Short exercise:
Copy the lines below word for word, but leave out the pictures.

***

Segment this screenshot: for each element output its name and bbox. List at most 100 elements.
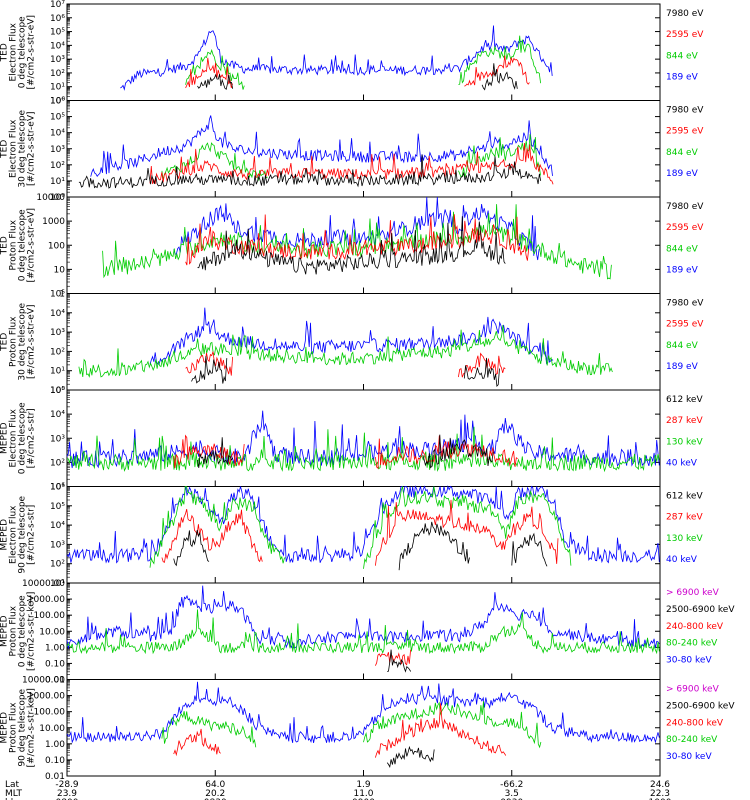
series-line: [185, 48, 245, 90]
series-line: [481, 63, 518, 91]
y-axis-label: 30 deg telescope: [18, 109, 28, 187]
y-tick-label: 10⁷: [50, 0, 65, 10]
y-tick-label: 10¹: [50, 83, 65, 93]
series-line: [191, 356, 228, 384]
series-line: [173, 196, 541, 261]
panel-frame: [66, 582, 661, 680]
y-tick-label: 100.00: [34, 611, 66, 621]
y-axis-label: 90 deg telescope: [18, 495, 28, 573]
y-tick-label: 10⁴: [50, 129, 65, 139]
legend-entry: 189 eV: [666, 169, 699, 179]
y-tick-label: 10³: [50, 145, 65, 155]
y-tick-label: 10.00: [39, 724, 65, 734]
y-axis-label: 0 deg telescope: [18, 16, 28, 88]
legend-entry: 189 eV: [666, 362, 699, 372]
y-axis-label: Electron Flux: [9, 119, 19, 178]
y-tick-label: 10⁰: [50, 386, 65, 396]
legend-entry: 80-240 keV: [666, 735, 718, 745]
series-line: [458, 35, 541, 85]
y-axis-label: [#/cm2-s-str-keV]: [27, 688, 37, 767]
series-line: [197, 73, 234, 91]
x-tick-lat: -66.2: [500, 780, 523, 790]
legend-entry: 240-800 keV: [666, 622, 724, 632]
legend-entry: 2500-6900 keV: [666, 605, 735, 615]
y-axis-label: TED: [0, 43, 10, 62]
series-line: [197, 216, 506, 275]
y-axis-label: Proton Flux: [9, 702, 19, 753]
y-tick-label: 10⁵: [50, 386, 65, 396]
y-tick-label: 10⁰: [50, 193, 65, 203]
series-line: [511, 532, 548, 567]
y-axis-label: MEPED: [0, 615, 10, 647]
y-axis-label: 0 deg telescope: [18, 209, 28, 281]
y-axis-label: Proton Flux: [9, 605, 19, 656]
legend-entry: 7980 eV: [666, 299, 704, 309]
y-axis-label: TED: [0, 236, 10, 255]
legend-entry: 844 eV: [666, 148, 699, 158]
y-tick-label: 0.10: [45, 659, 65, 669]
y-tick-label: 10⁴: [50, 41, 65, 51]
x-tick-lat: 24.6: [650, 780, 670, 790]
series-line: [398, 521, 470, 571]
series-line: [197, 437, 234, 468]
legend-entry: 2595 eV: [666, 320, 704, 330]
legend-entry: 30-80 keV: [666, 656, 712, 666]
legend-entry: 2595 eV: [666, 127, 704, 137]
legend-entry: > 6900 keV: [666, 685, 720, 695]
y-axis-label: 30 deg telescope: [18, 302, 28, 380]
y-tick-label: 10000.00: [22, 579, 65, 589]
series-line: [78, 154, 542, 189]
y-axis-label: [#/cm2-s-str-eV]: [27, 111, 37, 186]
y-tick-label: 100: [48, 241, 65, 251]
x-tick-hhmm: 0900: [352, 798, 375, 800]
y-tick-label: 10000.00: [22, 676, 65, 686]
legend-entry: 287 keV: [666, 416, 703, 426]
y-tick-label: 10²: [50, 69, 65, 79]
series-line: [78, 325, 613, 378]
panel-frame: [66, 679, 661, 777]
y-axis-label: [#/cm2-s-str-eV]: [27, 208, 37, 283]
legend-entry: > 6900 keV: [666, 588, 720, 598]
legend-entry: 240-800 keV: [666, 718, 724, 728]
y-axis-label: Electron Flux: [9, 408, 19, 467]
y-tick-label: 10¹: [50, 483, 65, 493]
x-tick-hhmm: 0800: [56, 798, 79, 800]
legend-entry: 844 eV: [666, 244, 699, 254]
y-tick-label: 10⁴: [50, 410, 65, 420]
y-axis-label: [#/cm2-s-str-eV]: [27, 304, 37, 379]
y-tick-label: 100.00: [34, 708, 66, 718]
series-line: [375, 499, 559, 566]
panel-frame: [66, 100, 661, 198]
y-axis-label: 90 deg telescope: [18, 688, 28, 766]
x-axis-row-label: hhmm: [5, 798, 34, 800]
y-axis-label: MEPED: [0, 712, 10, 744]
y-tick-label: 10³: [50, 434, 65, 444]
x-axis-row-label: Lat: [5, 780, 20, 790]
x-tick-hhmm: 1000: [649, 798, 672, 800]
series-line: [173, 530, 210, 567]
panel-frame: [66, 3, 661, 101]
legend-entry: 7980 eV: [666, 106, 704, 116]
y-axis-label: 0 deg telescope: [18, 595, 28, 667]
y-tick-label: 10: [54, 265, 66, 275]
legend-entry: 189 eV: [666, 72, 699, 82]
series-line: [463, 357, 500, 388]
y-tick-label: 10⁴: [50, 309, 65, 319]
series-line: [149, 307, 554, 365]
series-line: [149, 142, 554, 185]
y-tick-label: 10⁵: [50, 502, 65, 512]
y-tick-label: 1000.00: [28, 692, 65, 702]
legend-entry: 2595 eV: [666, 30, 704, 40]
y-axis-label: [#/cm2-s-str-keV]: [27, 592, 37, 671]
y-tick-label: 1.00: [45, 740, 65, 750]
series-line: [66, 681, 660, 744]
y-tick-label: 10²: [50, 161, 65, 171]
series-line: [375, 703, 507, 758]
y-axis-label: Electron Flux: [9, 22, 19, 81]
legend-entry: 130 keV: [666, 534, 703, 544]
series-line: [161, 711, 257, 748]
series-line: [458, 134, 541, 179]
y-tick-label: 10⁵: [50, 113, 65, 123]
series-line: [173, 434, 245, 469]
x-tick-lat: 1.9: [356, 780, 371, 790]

***

Answer to the task:
Segment this screenshot: for each element output its name and bbox. List at most 100 elements.
series-line: [185, 48, 245, 90]
series-line: [481, 63, 518, 91]
y-axis-label: 30 deg telescope: [18, 109, 28, 187]
y-tick-label: 10⁷: [50, 0, 65, 10]
y-tick-label: 10¹: [50, 83, 65, 93]
series-line: [191, 356, 228, 384]
series-line: [173, 196, 541, 261]
panel-frame: [66, 582, 661, 680]
y-tick-label: 100.00: [34, 611, 66, 621]
y-axis-label: 90 deg telescope: [18, 495, 28, 573]
y-tick-label: 10⁴: [50, 129, 65, 139]
legend-entry: 189 eV: [666, 169, 699, 179]
y-tick-label: 10³: [50, 145, 65, 155]
y-tick-label: 10.00: [39, 724, 65, 734]
y-axis-label: 0 deg telescope: [18, 16, 28, 88]
legend-entry: 189 eV: [666, 362, 699, 372]
y-axis-label: Electron Flux: [9, 119, 19, 178]
y-tick-label: 10⁰: [50, 386, 65, 396]
legend-entry: 80-240 keV: [666, 735, 718, 745]
series-line: [458, 35, 541, 85]
y-axis-label: [#/cm2-s-str-keV]: [27, 688, 37, 767]
series-line: [197, 73, 234, 91]
x-tick-lat: -66.2: [500, 780, 523, 790]
legend-entry: 240-800 keV: [666, 622, 724, 632]
legend-entry: 2500-6900 keV: [666, 605, 735, 615]
y-axis-label: TED: [0, 43, 10, 62]
series-line: [197, 216, 506, 275]
y-axis-label: Proton Flux: [9, 702, 19, 753]
y-tick-label: 10⁵: [50, 386, 65, 396]
y-tick-label: 10⁰: [50, 193, 65, 203]
series-line: [511, 532, 548, 567]
y-axis-label: MEPED: [0, 615, 10, 647]
y-axis-label: 0 deg telescope: [18, 209, 28, 281]
y-axis-label: Proton Flux: [9, 605, 19, 656]
legend-entry: 7980 eV: [666, 299, 704, 309]
y-axis-label: TED: [0, 236, 10, 255]
legend-entry: 844 eV: [666, 148, 699, 158]
y-tick-label: 0.10: [45, 659, 65, 669]
y-tick-label: 10⁴: [50, 41, 65, 51]
x-tick-lat: 24.6: [650, 780, 670, 790]
series-line: [398, 521, 470, 571]
series-line: [197, 437, 234, 468]
legend-entry: 2595 eV: [666, 320, 704, 330]
legend-entry: 30-80 keV: [666, 656, 712, 666]
legend-entry: 2595 eV: [666, 127, 704, 137]
legend-entry: > 6900 keV: [666, 685, 720, 695]
y-axis-label: 30 deg telescope: [18, 302, 28, 380]
y-tick-label: 10000.00: [22, 579, 65, 589]
series-line: [78, 154, 542, 189]
y-axis-label: [#/cm2-s-str-eV]: [27, 111, 37, 186]
y-tick-label: 100: [48, 241, 65, 251]
x-tick-hhmm: 0900: [352, 798, 375, 800]
y-tick-label: 10000.00: [22, 676, 65, 686]
legend-entry: 287 keV: [666, 416, 703, 426]
y-tick-label: 10²: [50, 69, 65, 79]
series-line: [78, 325, 613, 378]
panel-frame: [66, 679, 661, 777]
y-axis-label: [#/cm2-s-str-eV]: [27, 208, 37, 283]
legend-entry: > 6900 keV: [666, 588, 720, 598]
legend-entry: 240-800 keV: [666, 718, 724, 728]
y-axis-label: Electron Flux: [9, 408, 19, 467]
y-tick-label: 10¹: [50, 483, 65, 493]
x-tick-hhmm: 0800: [56, 798, 79, 800]
legend-entry: 844 eV: [666, 244, 699, 254]
y-tick-label: 10⁴: [50, 410, 65, 420]
y-axis-label: [#/cm2-s-str-eV]: [27, 304, 37, 379]
y-tick-label: 100.00: [34, 708, 66, 718]
series-line: [375, 499, 559, 566]
panel-frame: [66, 100, 661, 198]
y-axis-label: 90 deg telescope: [18, 688, 28, 766]
x-axis-row-label: hhmm: [5, 798, 34, 800]
y-axis-label: MEPED: [0, 712, 10, 744]
y-tick-label: 10³: [50, 434, 65, 444]
x-axis-row-label: Lat: [5, 780, 20, 790]
x-tick-hhmm: 1000: [649, 798, 672, 800]
series-line: [173, 530, 210, 567]
panel-frame: [66, 3, 661, 101]
legend-entry: 7980 eV: [666, 106, 704, 116]
y-axis-label: 0 deg telescope: [18, 595, 28, 667]
y-tick-label: 10: [54, 265, 66, 275]
legend-entry: 189 eV: [666, 72, 699, 82]
series-line: [463, 357, 500, 388]
y-tick-label: 10⁴: [50, 309, 65, 319]
series-line: [149, 307, 554, 365]
series-line: [149, 142, 554, 185]
y-tick-label: 10⁵: [50, 502, 65, 512]
y-tick-label: 1000.00: [28, 692, 65, 702]
legend-entry: 2595 eV: [666, 30, 704, 40]
y-axis-label: [#/cm2-s-str-keV]: [27, 592, 37, 671]
y-tick-label: 1.00: [45, 740, 65, 750]
series-line: [66, 681, 660, 744]
y-tick-label: 10²: [50, 161, 65, 171]
series-line: [375, 703, 507, 758]
y-axis-label: Electron Flux: [9, 22, 19, 81]
legend-entry: 130 keV: [666, 534, 703, 544]
series-line: [161, 711, 257, 748]
series-line: [458, 134, 541, 179]
y-tick-label: 10⁵: [50, 113, 65, 123]
series-line: [173, 434, 245, 469]
x-tick-lat: 1.9: [356, 780, 371, 790]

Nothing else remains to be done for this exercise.